Problem to work on → Collect all lines below with the string "label".
-- START --
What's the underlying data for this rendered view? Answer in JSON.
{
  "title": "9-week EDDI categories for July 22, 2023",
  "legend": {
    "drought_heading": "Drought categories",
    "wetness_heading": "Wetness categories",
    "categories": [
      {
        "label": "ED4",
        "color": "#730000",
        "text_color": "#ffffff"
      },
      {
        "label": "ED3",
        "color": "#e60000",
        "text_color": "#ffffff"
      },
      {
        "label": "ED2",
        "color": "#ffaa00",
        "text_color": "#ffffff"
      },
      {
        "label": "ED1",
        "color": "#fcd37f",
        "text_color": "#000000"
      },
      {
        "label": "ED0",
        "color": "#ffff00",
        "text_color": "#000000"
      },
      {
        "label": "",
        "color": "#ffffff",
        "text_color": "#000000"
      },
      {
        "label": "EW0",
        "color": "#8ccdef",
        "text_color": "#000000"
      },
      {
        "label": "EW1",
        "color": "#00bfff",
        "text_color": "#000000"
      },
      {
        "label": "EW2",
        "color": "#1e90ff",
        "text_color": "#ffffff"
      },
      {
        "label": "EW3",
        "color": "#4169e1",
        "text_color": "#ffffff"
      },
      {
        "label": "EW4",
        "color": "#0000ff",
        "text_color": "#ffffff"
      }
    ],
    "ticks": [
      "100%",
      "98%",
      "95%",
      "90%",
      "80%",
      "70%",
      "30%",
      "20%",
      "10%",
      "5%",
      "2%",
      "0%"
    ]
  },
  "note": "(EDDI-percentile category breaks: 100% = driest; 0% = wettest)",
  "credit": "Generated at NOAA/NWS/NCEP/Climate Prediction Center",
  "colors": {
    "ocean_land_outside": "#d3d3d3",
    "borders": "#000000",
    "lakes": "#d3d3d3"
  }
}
-- END --
The output →
        "label": "ED4",
        "label": "ED3",
        "label": "ED2",
        "label": "ED1",
        "label": "ED0",
        "label": "",
        "label": "EW0",
        "label": "EW1",
        "label": "EW2",
        "label": "EW3",
        "label": "EW4",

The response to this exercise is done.